**Request:**
Give the listing again in full, exactly as written.

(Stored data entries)
----

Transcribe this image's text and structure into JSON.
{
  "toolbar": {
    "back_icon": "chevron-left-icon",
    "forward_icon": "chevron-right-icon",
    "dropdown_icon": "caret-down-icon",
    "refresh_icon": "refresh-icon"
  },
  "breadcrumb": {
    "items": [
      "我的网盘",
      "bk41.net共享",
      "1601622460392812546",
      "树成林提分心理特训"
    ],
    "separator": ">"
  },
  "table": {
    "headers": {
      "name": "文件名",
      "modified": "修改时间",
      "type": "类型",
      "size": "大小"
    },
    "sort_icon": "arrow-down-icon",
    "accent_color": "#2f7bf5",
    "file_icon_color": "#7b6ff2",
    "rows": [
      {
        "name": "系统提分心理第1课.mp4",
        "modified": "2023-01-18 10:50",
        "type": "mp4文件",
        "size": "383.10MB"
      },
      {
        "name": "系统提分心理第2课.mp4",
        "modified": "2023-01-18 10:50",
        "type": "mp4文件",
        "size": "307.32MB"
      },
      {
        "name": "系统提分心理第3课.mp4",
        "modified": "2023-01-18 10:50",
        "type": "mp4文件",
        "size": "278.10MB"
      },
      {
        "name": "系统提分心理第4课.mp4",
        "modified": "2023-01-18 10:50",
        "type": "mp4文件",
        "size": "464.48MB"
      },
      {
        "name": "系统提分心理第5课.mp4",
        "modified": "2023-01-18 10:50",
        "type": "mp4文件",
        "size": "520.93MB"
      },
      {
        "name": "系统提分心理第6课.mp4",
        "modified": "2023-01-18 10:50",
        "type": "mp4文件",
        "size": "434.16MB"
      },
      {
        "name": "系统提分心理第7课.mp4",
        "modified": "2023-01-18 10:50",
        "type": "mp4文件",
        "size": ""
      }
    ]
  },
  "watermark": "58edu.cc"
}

----

**Full solution:**
Transcribe this image's text and structure into JSON.
{
  "toolbar": {
    "back_icon": "chevron-left-icon",
    "forward_icon": "chevron-right-icon",
    "dropdown_icon": "caret-down-icon",
    "refresh_icon": "refresh-icon"
  },
  "breadcrumb": {
    "items": [
      "我的网盘",
      "bk41.net共享",
      "1601622460392812546",
      "树成林提分心理特训"
    ],
    "separator": ">"
  },
  "table": {
    "headers": {
      "name": "文件名",
      "modified": "修改时间",
      "type": "类型",
      "size": "大小"
    },
    "sort_icon": "arrow-down-icon",
    "accent_color": "#2f7bf5",
    "file_icon_color": "#7b6ff2",
    "rows": [
      {
        "name": "系统提分心理第1课.mp4",
        "modified": "2023-01-18 10:50",
        "type": "mp4文件",
        "size": "383.10MB"
      },
      {
        "name": "系统提分心理第2课.mp4",
        "modified": "2023-01-18 10:50",
        "type": "mp4文件",
        "size": "307.32MB"
      },
      {
        "name": "系统提分心理第3课.mp4",
        "modified": "2023-01-18 10:50",
        "type": "mp4文件",
        "size": "278.10MB"
      },
      {
        "name": "系统提分心理第4课.mp4",
        "modified": "2023-01-18 10:50",
        "type": "mp4文件",
        "size": "464.48MB"
      },
      {
        "name": "系统提分心理第5课.mp4",
        "modified": "2023-01-18 10:50",
        "type": "mp4文件",
        "size": "520.93MB"
      },
      {
        "name": "系统提分心理第6课.mp4",
        "modified": "2023-01-18 10:50",
        "type": "mp4文件",
        "size": "434.16MB"
      },
      {
        "name": "系统提分心理第7课.mp4",
        "modified": "2023-01-18 10:50",
        "type": "mp4文件",
        "size": ""
      }
    ]
  },
  "watermark": "58edu.cc"
}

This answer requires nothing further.